Requirements
Copy each line that has the string "content" somewhere in it.

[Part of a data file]
━━━━━━━━━━━━━━━━━━━━

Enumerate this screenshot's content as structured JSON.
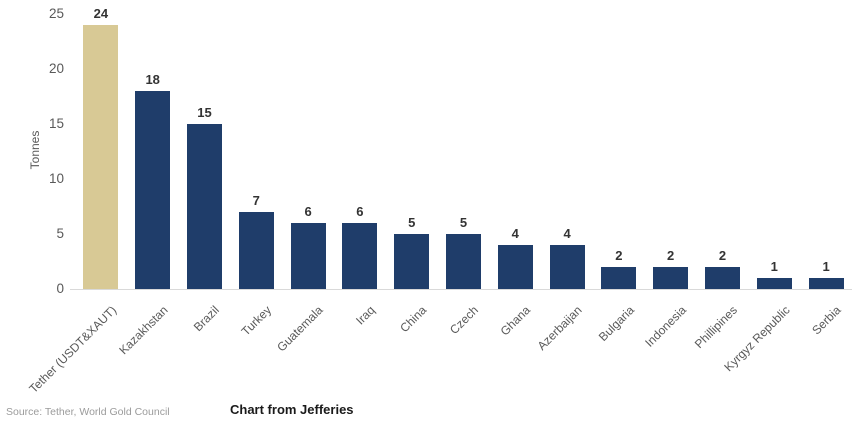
{
  "chart_data": {
    "type": "bar",
    "title": "",
    "ylabel": "Tonnes",
    "xlabel": "",
    "categories": [
      "Tether (USDT&XAUT)",
      "Kazakhstan",
      "Brazil",
      "Turkey",
      "Guatemala",
      "Iraq",
      "China",
      "Czech",
      "Ghana",
      "Azerbaijan",
      "Bulgaria",
      "Indonesia",
      "Phillipines",
      "Kyrgyz Republic",
      "Serbia"
    ],
    "values": [
      24,
      18,
      15,
      7,
      6,
      6,
      5,
      5,
      4,
      4,
      2,
      2,
      2,
      1,
      1
    ],
    "ylim": [
      0,
      25
    ],
    "yticks": [
      0,
      5,
      10,
      15,
      20,
      25
    ],
    "grid": false,
    "legend": "none",
    "value_labels": true,
    "highlight_index": 0,
    "colors": {
      "bar_default": "#1f3d6a",
      "bar_highlight": "#d8c995",
      "value_label": "#333333",
      "axis_text": "#595959",
      "axis_line": "#d9d9d9"
    }
  },
  "footer": {
    "source": "Source: Tether, World Gold Council",
    "caption": "Chart from Jefferies"
  }
}
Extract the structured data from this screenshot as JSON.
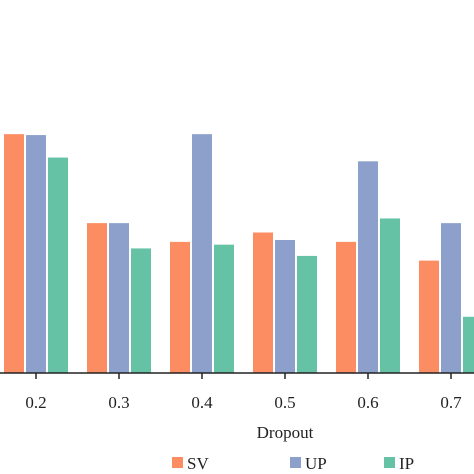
{
  "chart_data": {
    "type": "bar",
    "xlabel": "Dropout",
    "ylabel": "",
    "categories": [
      "0.2",
      "0.3",
      "0.4",
      "0.5",
      "0.6",
      "0.7"
    ],
    "series": [
      {
        "name": "SV",
        "color": "#fc8d62",
        "values": [
          0.955,
          0.86,
          0.84,
          0.85,
          0.84,
          0.82
        ]
      },
      {
        "name": "UP",
        "color": "#8da0cb",
        "values": [
          0.954,
          0.86,
          0.955,
          0.842,
          0.926,
          0.86
        ]
      },
      {
        "name": "IP",
        "color": "#66c2a5",
        "values": [
          0.93,
          0.833,
          0.837,
          0.825,
          0.865,
          0.76
        ]
      }
    ],
    "ylim": [
      0.7,
      1.0
    ],
    "grid": false,
    "legend": "bottom"
  }
}
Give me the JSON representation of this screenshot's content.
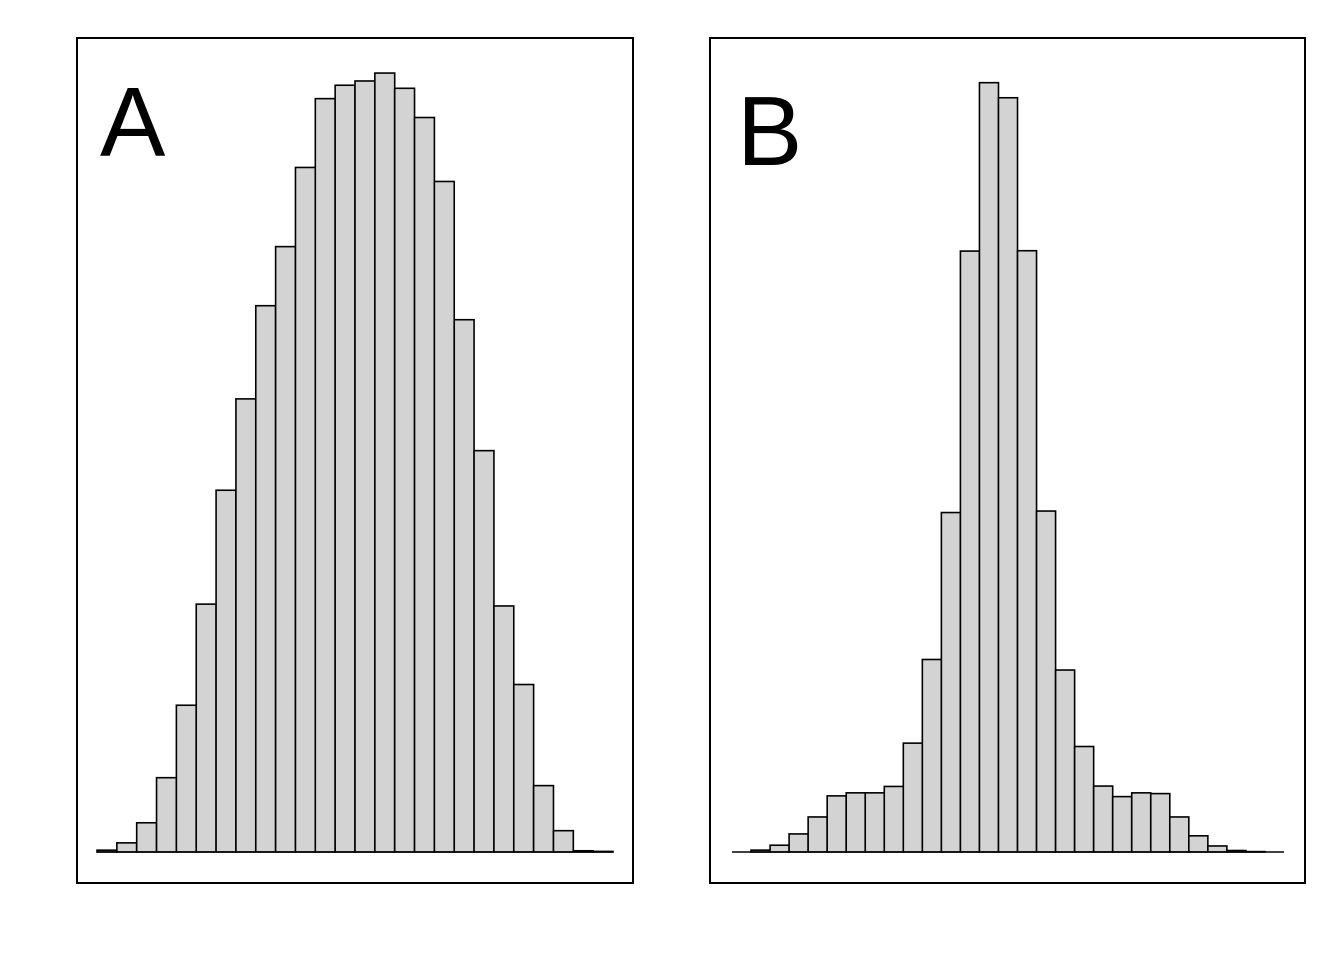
{
  "style": {
    "bar_fill": "#d3d3d3",
    "bar_stroke": "#000000",
    "background": "#ffffff"
  },
  "chart_data": [
    {
      "type": "bar",
      "panel_label": "A",
      "grid": false,
      "axes_shown": false,
      "values": [
        0.003,
        0.015,
        0.048,
        0.122,
        0.241,
        0.407,
        0.594,
        0.744,
        0.897,
        0.994,
        1.124,
        1.237,
        1.259,
        1.266,
        1.279,
        1.254,
        1.206,
        1.101,
        0.874,
        0.659,
        0.404,
        0.275,
        0.109,
        0.035,
        0.002,
        0.001
      ],
      "ylim": [
        0,
        1.33
      ]
    },
    {
      "type": "bar",
      "panel_label": "B",
      "grid": false,
      "axes_shown": false,
      "values": [
        0.0,
        0.005,
        0.018,
        0.048,
        0.093,
        0.149,
        0.157,
        0.157,
        0.174,
        0.289,
        0.511,
        0.901,
        1.595,
        2.042,
        2.002,
        1.596,
        0.905,
        0.483,
        0.28,
        0.175,
        0.147,
        0.157,
        0.155,
        0.093,
        0.043,
        0.016,
        0.004,
        0.001,
        0.0
      ],
      "ylim": [
        0,
        2.15
      ]
    }
  ]
}
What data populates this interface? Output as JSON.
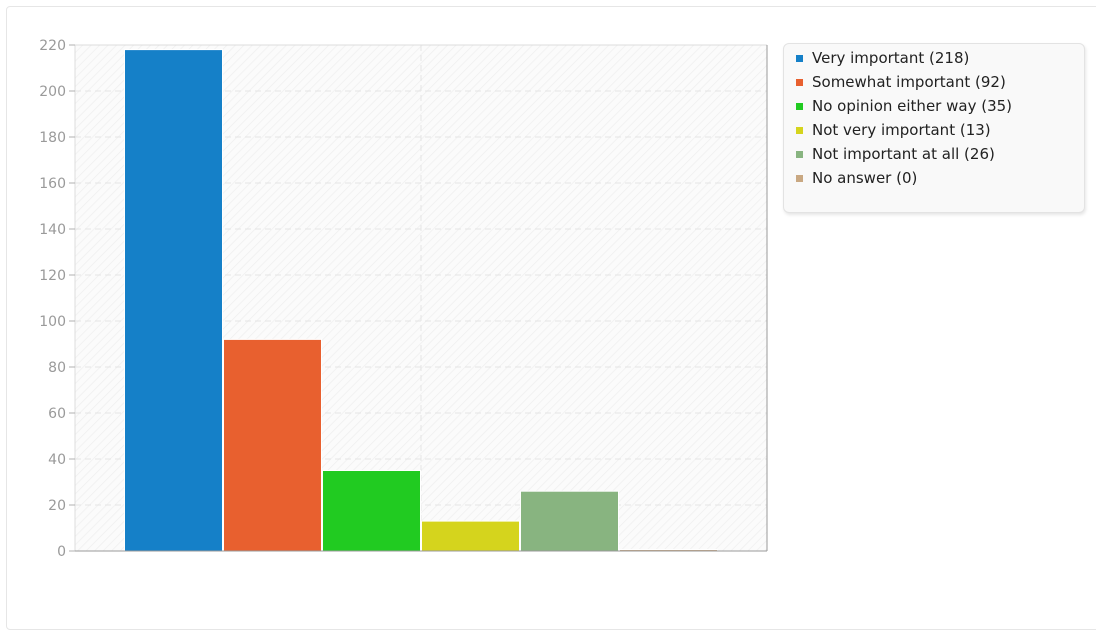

━━━━━━━━━━━━━━━━━━━━

Result of this task
Enumerate this screenshot's content as structured JSON.
Give me the JSON representation of this screenshot's content.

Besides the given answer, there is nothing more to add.